GIVEN EXERCISE: Note each line of the listing that contains the string "title", and copy it.

[Records from a collection of figures]
#####

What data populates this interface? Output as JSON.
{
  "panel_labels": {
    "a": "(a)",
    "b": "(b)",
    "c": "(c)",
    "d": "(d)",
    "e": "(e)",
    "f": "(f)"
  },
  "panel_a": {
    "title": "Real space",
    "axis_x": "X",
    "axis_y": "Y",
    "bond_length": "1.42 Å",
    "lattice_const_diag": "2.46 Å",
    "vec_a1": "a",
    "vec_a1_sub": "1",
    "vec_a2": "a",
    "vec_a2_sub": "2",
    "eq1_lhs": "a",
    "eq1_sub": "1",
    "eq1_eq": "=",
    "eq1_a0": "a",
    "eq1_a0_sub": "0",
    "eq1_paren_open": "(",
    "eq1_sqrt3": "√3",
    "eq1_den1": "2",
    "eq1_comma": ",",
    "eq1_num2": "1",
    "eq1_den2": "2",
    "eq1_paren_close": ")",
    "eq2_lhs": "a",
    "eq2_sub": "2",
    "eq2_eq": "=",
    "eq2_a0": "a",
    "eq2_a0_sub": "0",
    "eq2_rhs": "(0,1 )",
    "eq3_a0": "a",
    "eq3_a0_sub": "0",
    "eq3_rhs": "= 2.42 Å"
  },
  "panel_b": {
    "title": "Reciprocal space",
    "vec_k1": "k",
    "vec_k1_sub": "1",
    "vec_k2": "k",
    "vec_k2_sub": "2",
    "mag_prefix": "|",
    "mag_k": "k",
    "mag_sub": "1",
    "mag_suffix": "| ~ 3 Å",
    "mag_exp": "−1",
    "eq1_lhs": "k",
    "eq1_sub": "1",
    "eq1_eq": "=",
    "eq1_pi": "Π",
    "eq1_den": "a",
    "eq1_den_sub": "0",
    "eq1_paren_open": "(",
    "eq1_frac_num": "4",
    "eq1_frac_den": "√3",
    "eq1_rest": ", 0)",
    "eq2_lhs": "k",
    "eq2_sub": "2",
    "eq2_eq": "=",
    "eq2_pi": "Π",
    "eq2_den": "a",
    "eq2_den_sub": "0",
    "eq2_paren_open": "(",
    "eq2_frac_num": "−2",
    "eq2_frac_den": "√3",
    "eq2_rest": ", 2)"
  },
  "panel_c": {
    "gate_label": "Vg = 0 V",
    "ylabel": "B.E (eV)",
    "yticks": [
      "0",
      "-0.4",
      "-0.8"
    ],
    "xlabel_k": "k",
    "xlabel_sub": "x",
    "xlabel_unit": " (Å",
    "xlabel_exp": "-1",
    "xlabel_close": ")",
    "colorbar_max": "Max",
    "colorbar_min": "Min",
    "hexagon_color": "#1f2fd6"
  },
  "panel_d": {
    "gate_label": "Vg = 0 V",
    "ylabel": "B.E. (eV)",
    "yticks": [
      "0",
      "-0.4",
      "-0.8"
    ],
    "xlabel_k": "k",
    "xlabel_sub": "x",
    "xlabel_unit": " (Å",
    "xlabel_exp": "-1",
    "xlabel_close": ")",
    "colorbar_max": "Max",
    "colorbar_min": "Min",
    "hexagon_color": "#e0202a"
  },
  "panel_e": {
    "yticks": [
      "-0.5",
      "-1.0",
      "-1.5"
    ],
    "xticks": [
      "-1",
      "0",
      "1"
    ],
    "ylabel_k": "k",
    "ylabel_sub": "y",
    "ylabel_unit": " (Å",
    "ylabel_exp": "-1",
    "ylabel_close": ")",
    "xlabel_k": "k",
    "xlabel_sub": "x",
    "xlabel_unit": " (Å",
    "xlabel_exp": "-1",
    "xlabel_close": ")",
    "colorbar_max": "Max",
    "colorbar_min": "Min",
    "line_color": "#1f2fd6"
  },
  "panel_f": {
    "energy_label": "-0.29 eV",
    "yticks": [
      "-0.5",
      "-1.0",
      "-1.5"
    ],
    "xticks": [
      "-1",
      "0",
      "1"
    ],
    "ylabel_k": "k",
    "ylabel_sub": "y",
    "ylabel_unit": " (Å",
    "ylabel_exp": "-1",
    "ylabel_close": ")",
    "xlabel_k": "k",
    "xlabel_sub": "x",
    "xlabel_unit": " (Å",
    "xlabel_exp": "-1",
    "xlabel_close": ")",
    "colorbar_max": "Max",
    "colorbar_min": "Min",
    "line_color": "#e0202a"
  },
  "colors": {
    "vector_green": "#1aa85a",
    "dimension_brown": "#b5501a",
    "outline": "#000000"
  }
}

#####

RESULT BELOW:
    "title": "Real space",
    "title": "Reciprocal space",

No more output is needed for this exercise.